• _WHAT IS REQUIRED_
Copy every line from the material below that holds "stolen".

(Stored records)
------------------------
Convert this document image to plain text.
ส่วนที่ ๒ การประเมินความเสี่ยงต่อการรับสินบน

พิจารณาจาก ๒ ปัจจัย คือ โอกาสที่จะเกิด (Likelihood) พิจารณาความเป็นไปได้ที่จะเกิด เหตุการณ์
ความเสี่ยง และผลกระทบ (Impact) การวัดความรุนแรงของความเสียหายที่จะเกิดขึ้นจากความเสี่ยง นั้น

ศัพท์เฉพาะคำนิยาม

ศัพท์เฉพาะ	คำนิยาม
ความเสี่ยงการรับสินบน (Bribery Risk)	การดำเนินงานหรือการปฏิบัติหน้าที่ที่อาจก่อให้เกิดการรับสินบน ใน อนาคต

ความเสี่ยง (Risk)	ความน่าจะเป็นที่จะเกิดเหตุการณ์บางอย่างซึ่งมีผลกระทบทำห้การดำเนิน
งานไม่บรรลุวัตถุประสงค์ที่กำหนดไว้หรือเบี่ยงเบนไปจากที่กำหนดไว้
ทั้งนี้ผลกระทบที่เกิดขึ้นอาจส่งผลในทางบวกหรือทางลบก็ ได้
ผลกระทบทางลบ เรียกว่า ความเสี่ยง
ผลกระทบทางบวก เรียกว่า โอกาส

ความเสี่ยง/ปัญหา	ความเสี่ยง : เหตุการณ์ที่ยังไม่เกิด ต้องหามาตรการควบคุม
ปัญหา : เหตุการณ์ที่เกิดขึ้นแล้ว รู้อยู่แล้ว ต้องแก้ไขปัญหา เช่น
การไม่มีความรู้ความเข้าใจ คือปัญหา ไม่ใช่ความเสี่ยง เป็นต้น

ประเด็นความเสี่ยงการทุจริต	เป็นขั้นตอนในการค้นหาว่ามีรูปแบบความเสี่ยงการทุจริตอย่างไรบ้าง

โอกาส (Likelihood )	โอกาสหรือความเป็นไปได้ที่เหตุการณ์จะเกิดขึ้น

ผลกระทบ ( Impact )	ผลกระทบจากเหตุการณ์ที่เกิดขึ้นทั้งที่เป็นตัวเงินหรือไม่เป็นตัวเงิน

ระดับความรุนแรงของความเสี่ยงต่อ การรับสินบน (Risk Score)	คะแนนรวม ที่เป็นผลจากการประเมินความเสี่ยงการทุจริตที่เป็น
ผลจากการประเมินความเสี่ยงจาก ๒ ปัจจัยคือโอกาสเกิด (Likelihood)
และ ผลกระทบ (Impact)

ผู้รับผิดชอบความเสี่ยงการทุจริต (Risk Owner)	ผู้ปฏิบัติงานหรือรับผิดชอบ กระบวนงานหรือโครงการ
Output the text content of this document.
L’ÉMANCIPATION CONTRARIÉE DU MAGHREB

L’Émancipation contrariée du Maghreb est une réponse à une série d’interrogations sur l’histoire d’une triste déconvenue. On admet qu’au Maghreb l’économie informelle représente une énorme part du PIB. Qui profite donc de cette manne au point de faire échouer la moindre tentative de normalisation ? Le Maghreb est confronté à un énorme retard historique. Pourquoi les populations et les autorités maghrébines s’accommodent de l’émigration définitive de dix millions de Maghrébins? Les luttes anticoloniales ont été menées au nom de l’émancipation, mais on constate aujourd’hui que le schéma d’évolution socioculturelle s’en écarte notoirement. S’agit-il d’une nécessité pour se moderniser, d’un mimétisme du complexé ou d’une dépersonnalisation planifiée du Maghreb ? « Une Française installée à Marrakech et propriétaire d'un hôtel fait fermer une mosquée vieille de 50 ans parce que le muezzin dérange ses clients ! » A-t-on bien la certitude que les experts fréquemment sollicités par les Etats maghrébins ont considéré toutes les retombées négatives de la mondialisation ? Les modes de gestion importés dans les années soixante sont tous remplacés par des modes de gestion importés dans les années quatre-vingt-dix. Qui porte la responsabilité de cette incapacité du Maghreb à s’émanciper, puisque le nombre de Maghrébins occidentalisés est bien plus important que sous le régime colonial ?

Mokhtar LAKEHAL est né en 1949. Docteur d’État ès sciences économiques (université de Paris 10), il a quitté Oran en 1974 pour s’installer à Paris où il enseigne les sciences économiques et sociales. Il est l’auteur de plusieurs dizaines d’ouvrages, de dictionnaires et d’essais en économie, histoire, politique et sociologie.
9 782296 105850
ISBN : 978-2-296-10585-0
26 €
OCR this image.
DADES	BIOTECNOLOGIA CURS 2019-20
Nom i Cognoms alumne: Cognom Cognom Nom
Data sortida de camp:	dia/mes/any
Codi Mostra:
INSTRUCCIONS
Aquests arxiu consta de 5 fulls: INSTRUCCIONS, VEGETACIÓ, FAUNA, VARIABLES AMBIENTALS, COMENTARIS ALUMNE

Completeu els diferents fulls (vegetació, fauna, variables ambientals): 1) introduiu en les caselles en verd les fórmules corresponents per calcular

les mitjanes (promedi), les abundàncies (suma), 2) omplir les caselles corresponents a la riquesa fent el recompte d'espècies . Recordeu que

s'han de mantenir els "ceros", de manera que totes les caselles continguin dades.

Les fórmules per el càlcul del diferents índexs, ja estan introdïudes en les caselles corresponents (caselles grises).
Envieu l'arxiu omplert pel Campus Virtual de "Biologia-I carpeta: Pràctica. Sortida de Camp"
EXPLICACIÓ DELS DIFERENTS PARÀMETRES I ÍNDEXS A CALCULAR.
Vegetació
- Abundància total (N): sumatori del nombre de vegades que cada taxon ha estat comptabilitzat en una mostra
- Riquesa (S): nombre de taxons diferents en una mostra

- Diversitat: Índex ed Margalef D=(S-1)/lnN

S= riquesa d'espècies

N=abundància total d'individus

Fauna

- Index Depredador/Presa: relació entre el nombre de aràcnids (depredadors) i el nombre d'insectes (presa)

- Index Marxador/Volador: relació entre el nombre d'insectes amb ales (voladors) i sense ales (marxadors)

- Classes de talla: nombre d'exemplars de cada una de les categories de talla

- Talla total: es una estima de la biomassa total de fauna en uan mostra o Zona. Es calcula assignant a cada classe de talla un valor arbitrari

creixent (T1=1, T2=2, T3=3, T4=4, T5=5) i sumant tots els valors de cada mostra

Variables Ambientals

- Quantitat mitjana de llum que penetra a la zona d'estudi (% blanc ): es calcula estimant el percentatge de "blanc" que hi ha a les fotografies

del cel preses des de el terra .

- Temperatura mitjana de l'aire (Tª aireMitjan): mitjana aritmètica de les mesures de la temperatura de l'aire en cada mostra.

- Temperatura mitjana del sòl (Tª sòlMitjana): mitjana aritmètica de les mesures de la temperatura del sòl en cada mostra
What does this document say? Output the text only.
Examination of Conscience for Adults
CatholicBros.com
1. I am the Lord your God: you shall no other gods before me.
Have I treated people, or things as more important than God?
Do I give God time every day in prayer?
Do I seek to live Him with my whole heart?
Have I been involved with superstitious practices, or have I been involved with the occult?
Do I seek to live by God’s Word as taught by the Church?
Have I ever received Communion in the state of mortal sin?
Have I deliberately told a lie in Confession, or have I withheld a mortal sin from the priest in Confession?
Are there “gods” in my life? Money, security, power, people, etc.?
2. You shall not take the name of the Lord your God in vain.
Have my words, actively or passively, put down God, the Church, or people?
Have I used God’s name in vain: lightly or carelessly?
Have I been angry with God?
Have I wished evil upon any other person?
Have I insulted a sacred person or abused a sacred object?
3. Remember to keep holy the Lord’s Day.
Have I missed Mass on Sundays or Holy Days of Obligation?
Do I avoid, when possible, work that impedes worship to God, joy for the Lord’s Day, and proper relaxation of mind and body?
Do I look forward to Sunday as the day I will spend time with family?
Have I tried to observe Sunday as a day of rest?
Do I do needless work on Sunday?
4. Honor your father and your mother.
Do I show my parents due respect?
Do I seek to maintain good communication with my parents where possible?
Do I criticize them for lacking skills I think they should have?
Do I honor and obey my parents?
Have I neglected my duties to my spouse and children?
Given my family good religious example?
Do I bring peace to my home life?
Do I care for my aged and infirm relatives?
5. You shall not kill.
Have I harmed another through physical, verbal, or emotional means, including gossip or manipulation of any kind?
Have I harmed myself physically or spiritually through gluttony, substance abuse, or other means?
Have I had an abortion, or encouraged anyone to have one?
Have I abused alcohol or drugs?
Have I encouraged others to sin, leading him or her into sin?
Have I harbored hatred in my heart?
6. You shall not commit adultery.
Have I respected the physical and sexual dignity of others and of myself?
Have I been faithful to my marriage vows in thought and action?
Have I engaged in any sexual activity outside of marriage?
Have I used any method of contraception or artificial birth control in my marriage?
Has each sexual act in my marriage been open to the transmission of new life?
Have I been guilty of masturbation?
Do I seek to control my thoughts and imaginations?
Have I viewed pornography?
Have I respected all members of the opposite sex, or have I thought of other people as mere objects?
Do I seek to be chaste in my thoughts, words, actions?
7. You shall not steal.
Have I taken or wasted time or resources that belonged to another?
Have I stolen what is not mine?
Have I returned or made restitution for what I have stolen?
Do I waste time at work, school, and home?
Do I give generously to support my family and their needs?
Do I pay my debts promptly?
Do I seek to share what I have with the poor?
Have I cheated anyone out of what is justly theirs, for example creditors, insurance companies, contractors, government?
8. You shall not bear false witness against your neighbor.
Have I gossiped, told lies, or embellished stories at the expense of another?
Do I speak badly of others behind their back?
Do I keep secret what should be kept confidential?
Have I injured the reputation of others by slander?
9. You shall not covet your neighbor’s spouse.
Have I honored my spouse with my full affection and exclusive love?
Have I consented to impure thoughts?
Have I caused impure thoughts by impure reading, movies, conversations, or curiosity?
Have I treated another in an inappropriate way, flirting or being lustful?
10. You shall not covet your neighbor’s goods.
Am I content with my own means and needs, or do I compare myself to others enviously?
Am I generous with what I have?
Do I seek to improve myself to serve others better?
------------------------
• _FINAL RESULT_
Have I stolen what is not mine?
Have I returned or made restitution for what I have stolen?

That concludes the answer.